- **Challenge**
Repeat every record below exactly, leaving out the pictures.

# # #

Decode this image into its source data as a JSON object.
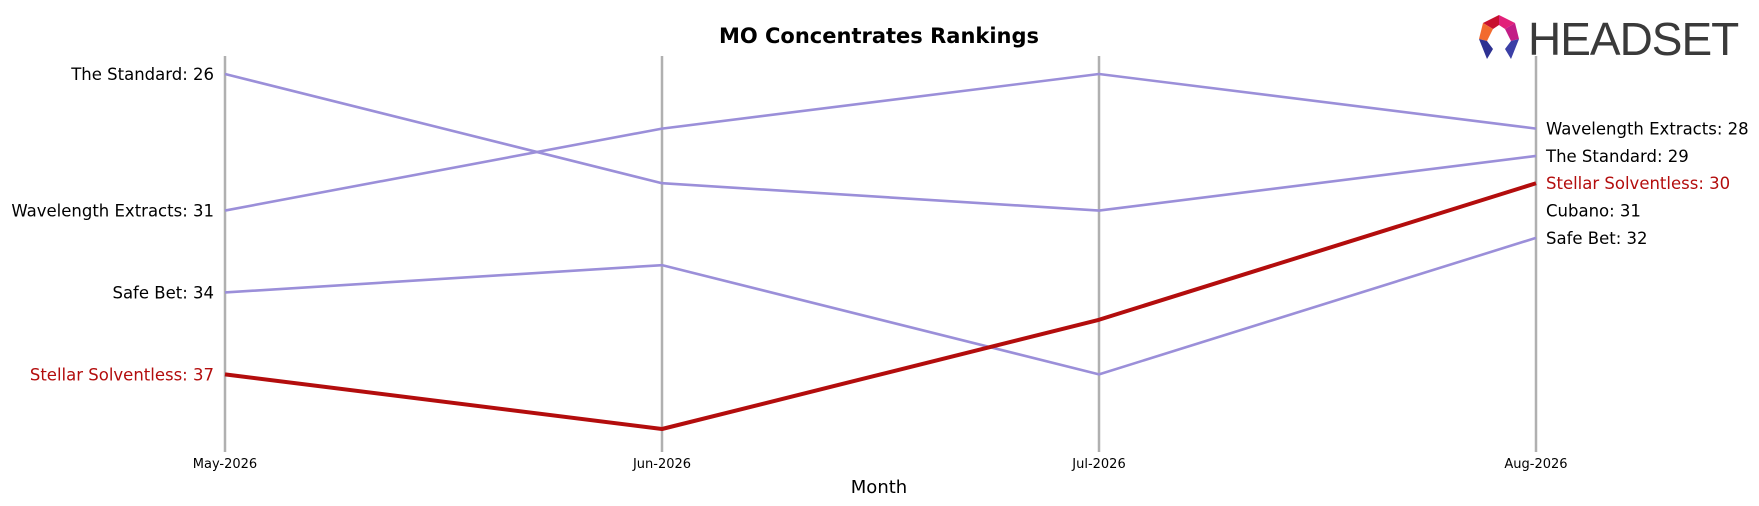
{
  "chart_data": {
    "type": "line",
    "title": "MO Concentrates Rankings",
    "xlabel": "Month",
    "ylabel": "",
    "categories": [
      "May-2026",
      "Jun-2026",
      "Jul-2026",
      "Aug-2026"
    ],
    "y_axis": "rank",
    "ylim": [
      39,
      25.5
    ],
    "grid": "vertical lines at each month",
    "legend": "none (end labels)",
    "series": [
      {
        "name": "The Standard",
        "values": [
          26,
          30,
          31,
          29
        ],
        "color": "#9b8fd9",
        "highlight": false,
        "start_label": "The Standard: 26",
        "end_label": "The Standard: 29"
      },
      {
        "name": "Wavelength Extracts",
        "values": [
          31,
          28,
          26,
          28
        ],
        "color": "#9b8fd9",
        "highlight": false,
        "start_label": "Wavelength Extracts: 31",
        "end_label": "Wavelength Extracts: 28"
      },
      {
        "name": "Safe Bet",
        "values": [
          34,
          33,
          37,
          32
        ],
        "color": "#9b8fd9",
        "highlight": false,
        "start_label": "Safe Bet: 34",
        "end_label": "Safe Bet: 32"
      },
      {
        "name": "Stellar Solventless",
        "values": [
          37,
          39,
          35,
          30
        ],
        "color": "#b30d0d",
        "highlight": true,
        "start_label": "Stellar Solventless: 37",
        "end_label": "Stellar Solventless: 30"
      },
      {
        "name": "Cubano",
        "values": [
          null,
          null,
          null,
          31
        ],
        "color": "#9b8fd9",
        "highlight": false,
        "start_label": "",
        "end_label": "Cubano: 31"
      }
    ]
  },
  "logo": {
    "text": "HEADSET"
  },
  "colors": {
    "grid": "#b0b0b0",
    "series_default": "#9b8fd9",
    "highlight": "#b30d0d",
    "text": "#000000"
  }
}
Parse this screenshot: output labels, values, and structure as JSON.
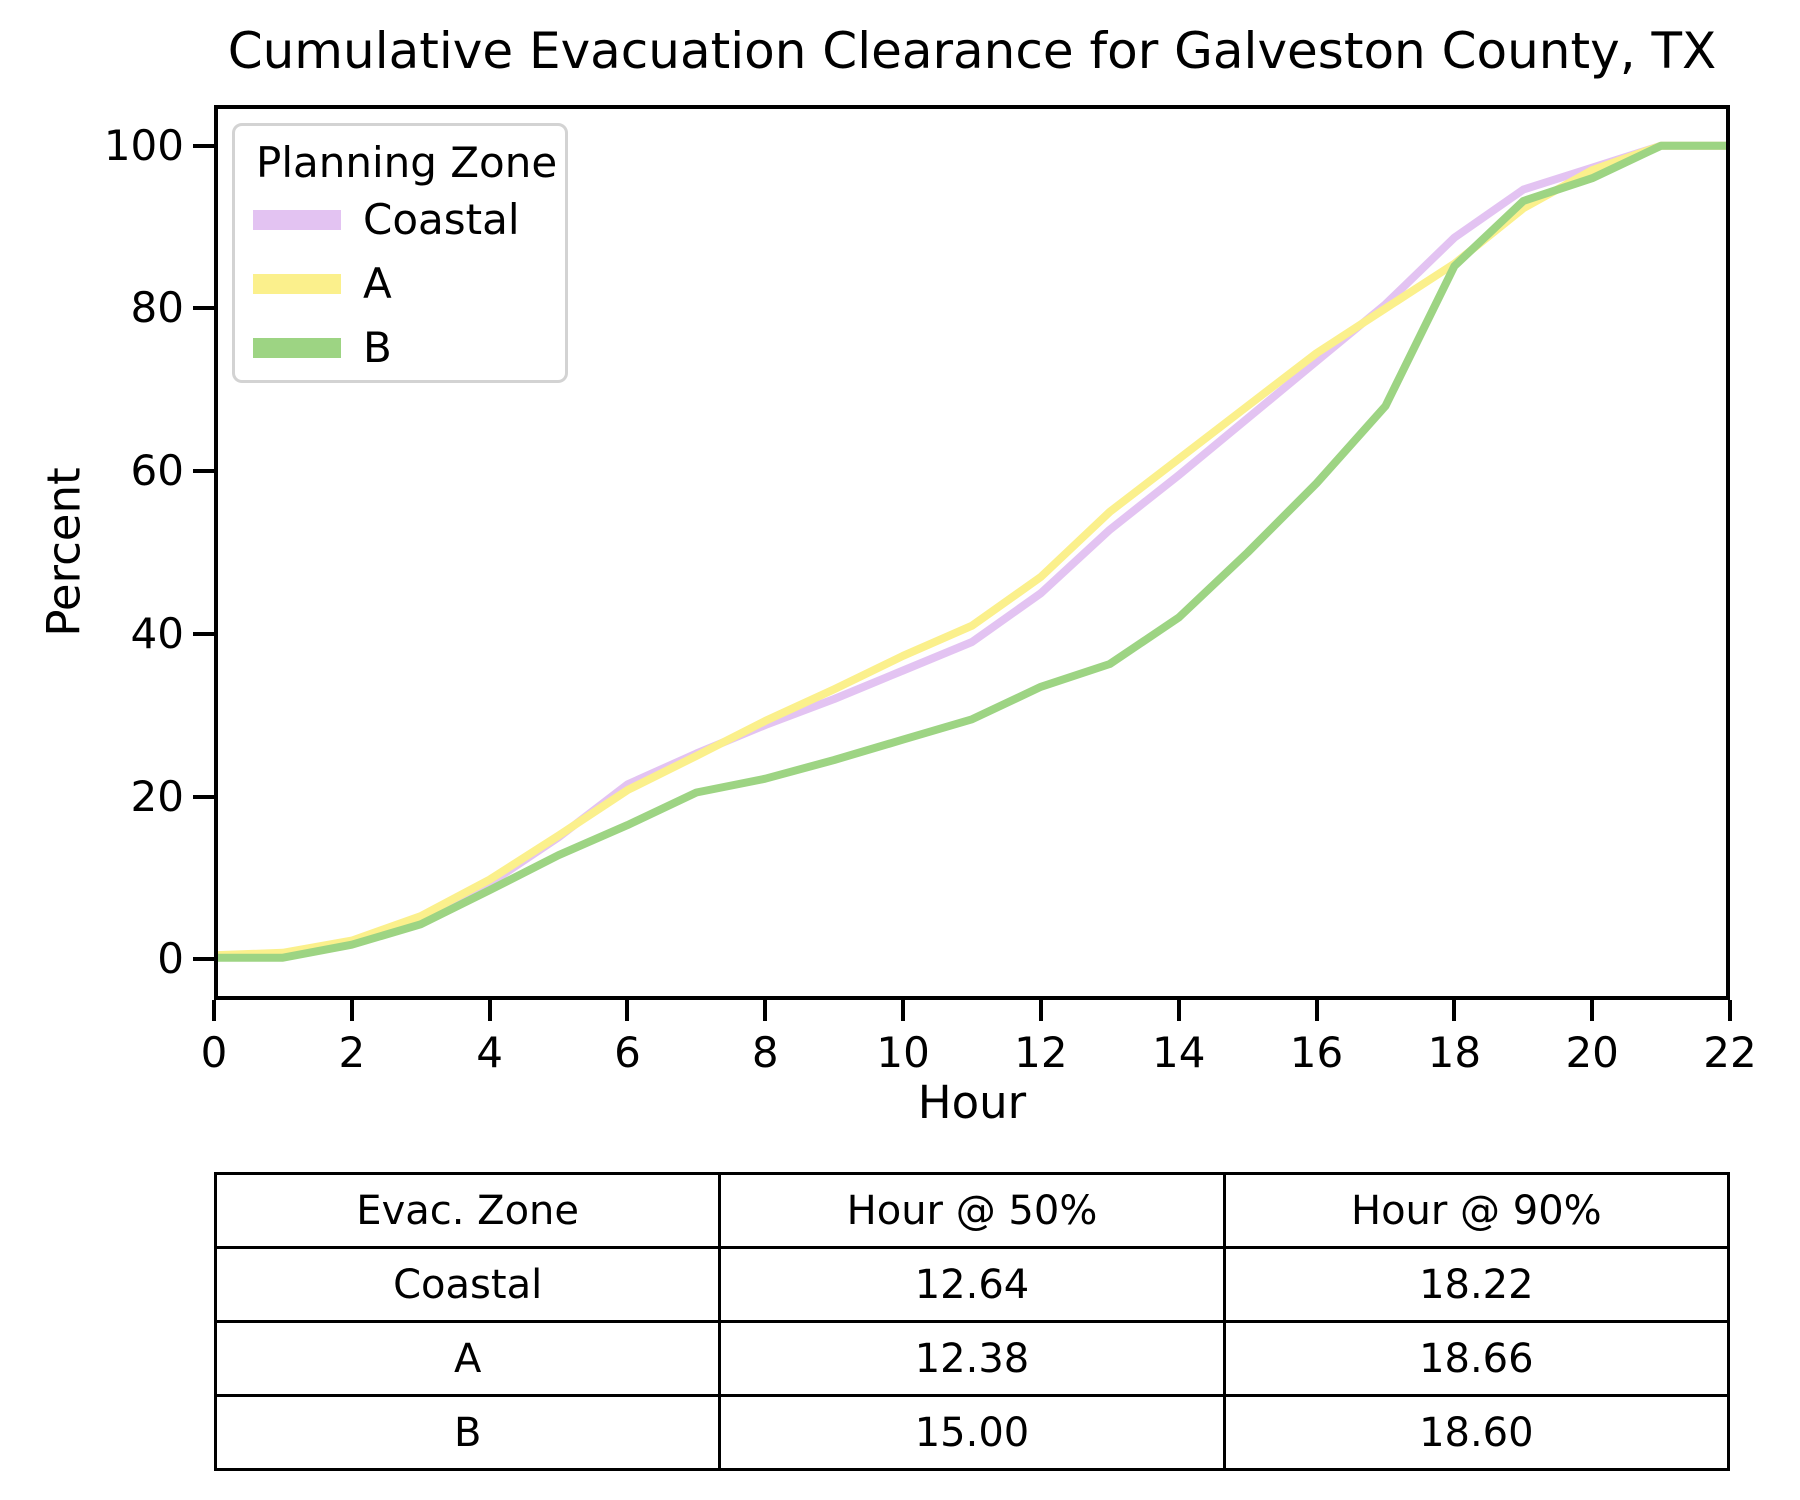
{
  "chart_data": {
    "type": "line",
    "title": "Cumulative Evacuation Clearance for Galveston County, TX",
    "xlabel": "Hour",
    "ylabel": "Percent",
    "xlim": [
      0,
      22
    ],
    "ylim": [
      -5,
      105
    ],
    "xticks": [
      0,
      2,
      4,
      6,
      8,
      10,
      12,
      14,
      16,
      18,
      20,
      22
    ],
    "yticks": [
      0,
      20,
      40,
      60,
      80,
      100
    ],
    "grid": false,
    "legend": {
      "title": "Planning Zone",
      "position": "upper left"
    },
    "x": [
      0,
      1,
      2,
      3,
      4,
      5,
      6,
      7,
      8,
      9,
      10,
      11,
      12,
      13,
      14,
      15,
      16,
      17,
      18,
      19,
      20,
      21,
      22
    ],
    "series": [
      {
        "name": "Coastal",
        "color": "#e3c3f2",
        "values": [
          0.3,
          0.5,
          2.0,
          5.0,
          9.3,
          15.0,
          21.5,
          25.3,
          28.8,
          32.0,
          35.5,
          39.0,
          45.0,
          52.8,
          59.5,
          66.5,
          73.5,
          80.5,
          88.7,
          94.6,
          97.3,
          100,
          100
        ]
      },
      {
        "name": "A",
        "color": "#fbf08c",
        "values": [
          0.5,
          0.8,
          2.3,
          5.3,
          9.8,
          15.2,
          20.8,
          25.0,
          29.3,
          33.2,
          37.3,
          41.0,
          47.0,
          55.0,
          61.5,
          68.0,
          74.5,
          80.0,
          85.5,
          92.3,
          97.0,
          100,
          100
        ]
      },
      {
        "name": "B",
        "color": "#9dd483",
        "values": [
          0.2,
          0.2,
          1.8,
          4.3,
          8.5,
          12.8,
          16.5,
          20.5,
          22.2,
          24.5,
          27.0,
          29.5,
          33.5,
          36.3,
          42.0,
          50.0,
          58.5,
          68.0,
          85.2,
          93.2,
          96.0,
          100,
          100
        ]
      }
    ]
  },
  "table": {
    "columns": [
      "Evac. Zone",
      "Hour @ 50%",
      "Hour @ 90%"
    ],
    "rows": [
      [
        "Coastal",
        "12.64",
        "18.22"
      ],
      [
        "A",
        "12.38",
        "18.66"
      ],
      [
        "B",
        "15.00",
        "18.60"
      ]
    ]
  }
}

# # #

- **Result for this exercise**
Decode this image into its source data as a JSON object.
{
  "chart_data": {
    "type": "line",
    "title": "MO Concentrates Rankings",
    "xlabel": "Month",
    "ylabel": "",
    "categories": [
      "May-2026",
      "Jun-2026",
      "Jul-2026",
      "Aug-2026"
    ],
    "y_axis": "rank",
    "ylim": [
      39,
      25.5
    ],
    "grid": "vertical lines at each month",
    "legend": "none (end labels)",
    "series": [
      {
        "name": "The Standard",
        "values": [
          26,
          30,
          31,
          29
        ],
        "color": "#9b8fd9",
        "highlight": false,
        "start_label": "The Standard: 26",
        "end_label": "The Standard: 29"
      },
      {
        "name": "Wavelength Extracts",
        "values": [
          31,
          28,
          26,
          28
        ],
        "color": "#9b8fd9",
        "highlight": false,
        "start_label": "Wavelength Extracts: 31",
        "end_label": "Wavelength Extracts: 28"
      },
      {
        "name": "Safe Bet",
        "values": [
          34,
          33,
          37,
          32
        ],
        "color": "#9b8fd9",
        "highlight": false,
        "start_label": "Safe Bet: 34",
        "end_label": "Safe Bet: 32"
      },
      {
        "name": "Stellar Solventless",
        "values": [
          37,
          39,
          35,
          30
        ],
        "color": "#b30d0d",
        "highlight": true,
        "start_label": "Stellar Solventless: 37",
        "end_label": "Stellar Solventless: 30"
      },
      {
        "name": "Cubano",
        "values": [
          null,
          null,
          null,
          31
        ],
        "color": "#9b8fd9",
        "highlight": false,
        "start_label": "",
        "end_label": "Cubano: 31"
      }
    ]
  },
  "logo": {
    "text": "HEADSET"
  },
  "colors": {
    "grid": "#b0b0b0",
    "series_default": "#9b8fd9",
    "highlight": "#b30d0d",
    "text": "#000000"
  }
}
Parse this screenshot: output labels, values, and structure as JSON.
{
  "chart_data": {
    "type": "line",
    "title": "Cumulative Evacuation Clearance for Galveston County, TX",
    "xlabel": "Hour",
    "ylabel": "Percent",
    "xlim": [
      0,
      22
    ],
    "ylim": [
      -5,
      105
    ],
    "xticks": [
      0,
      2,
      4,
      6,
      8,
      10,
      12,
      14,
      16,
      18,
      20,
      22
    ],
    "yticks": [
      0,
      20,
      40,
      60,
      80,
      100
    ],
    "grid": false,
    "legend": {
      "title": "Planning Zone",
      "position": "upper left"
    },
    "x": [
      0,
      1,
      2,
      3,
      4,
      5,
      6,
      7,
      8,
      9,
      10,
      11,
      12,
      13,
      14,
      15,
      16,
      17,
      18,
      19,
      20,
      21,
      22
    ],
    "series": [
      {
        "name": "Coastal",
        "color": "#e3c3f2",
        "values": [
          0.3,
          0.5,
          2.0,
          5.0,
          9.3,
          15.0,
          21.5,
          25.3,
          28.8,
          32.0,
          35.5,
          39.0,
          45.0,
          52.8,
          59.5,
          66.5,
          73.5,
          80.5,
          88.7,
          94.6,
          97.3,
          100,
          100
        ]
      },
      {
        "name": "A",
        "color": "#fbf08c",
        "values": [
          0.5,
          0.8,
          2.3,
          5.3,
          9.8,
          15.2,
          20.8,
          25.0,
          29.3,
          33.2,
          37.3,
          41.0,
          47.0,
          55.0,
          61.5,
          68.0,
          74.5,
          80.0,
          85.5,
          92.3,
          97.0,
          100,
          100
        ]
      },
      {
        "name": "B",
        "color": "#9dd483",
        "values": [
          0.2,
          0.2,
          1.8,
          4.3,
          8.5,
          12.8,
          16.5,
          20.5,
          22.2,
          24.5,
          27.0,
          29.5,
          33.5,
          36.3,
          42.0,
          50.0,
          58.5,
          68.0,
          85.2,
          93.2,
          96.0,
          100,
          100
        ]
      }
    ]
  },
  "table": {
    "columns": [
      "Evac. Zone",
      "Hour @ 50%",
      "Hour @ 90%"
    ],
    "rows": [
      [
        "Coastal",
        "12.64",
        "18.22"
      ],
      [
        "A",
        "12.38",
        "18.66"
      ],
      [
        "B",
        "15.00",
        "18.60"
      ]
    ]
  }
}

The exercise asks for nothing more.